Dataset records
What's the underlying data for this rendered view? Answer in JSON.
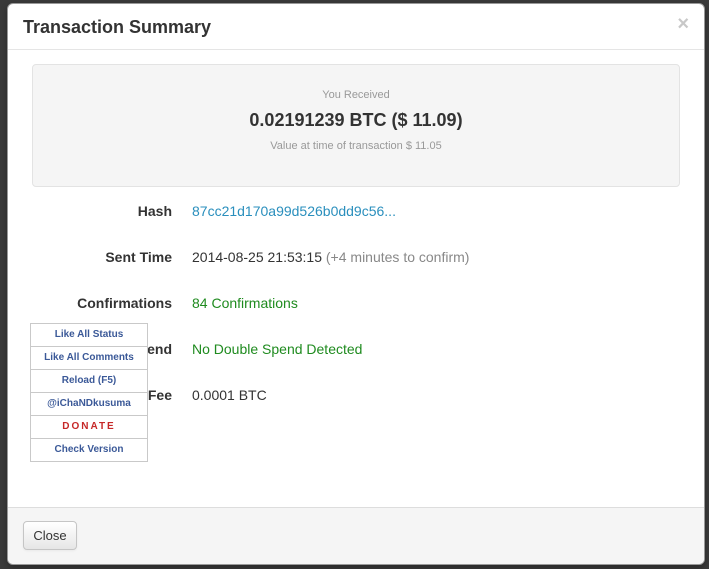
{
  "modal": {
    "title": "Transaction Summary",
    "close_symbol": "×"
  },
  "summary": {
    "label": "You Received",
    "amount": "0.02191239 BTC ($ 11.09)",
    "value_note": "Value at time of transaction $ 11.05"
  },
  "details": [
    {
      "label": "Hash",
      "value": "87cc21d170a99d526b0dd9c56...",
      "extra": ""
    },
    {
      "label": "Sent Time",
      "value": "2014-08-25 21:53:15",
      "extra": "(+4 minutes to confirm)"
    },
    {
      "label": "Confirmations",
      "value": "84 Confirmations",
      "extra": ""
    },
    {
      "label": "end",
      "value": "No Double Spend Detected",
      "extra": ""
    },
    {
      "label": "Fee",
      "value": "0.0001 BTC",
      "extra": ""
    }
  ],
  "footer": {
    "close_label": "Close"
  },
  "extension": {
    "items": [
      {
        "label": "Like All Status"
      },
      {
        "label": "Like All Comments"
      },
      {
        "label": "Reload (F5)"
      },
      {
        "label": "@iChaNDkusuma"
      },
      {
        "label": "DONATE"
      },
      {
        "label": "Check Version"
      }
    ]
  },
  "colors": {
    "link": "#2a8fbd",
    "success": "#1f8b1f",
    "extension_link": "#3b5998",
    "donate": "#c62828"
  }
}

** What to do **
Pull out every line of the entries that includes the word "Like".

** Finished task **
        "label": "Like All Status"
        "label": "Like All Comments"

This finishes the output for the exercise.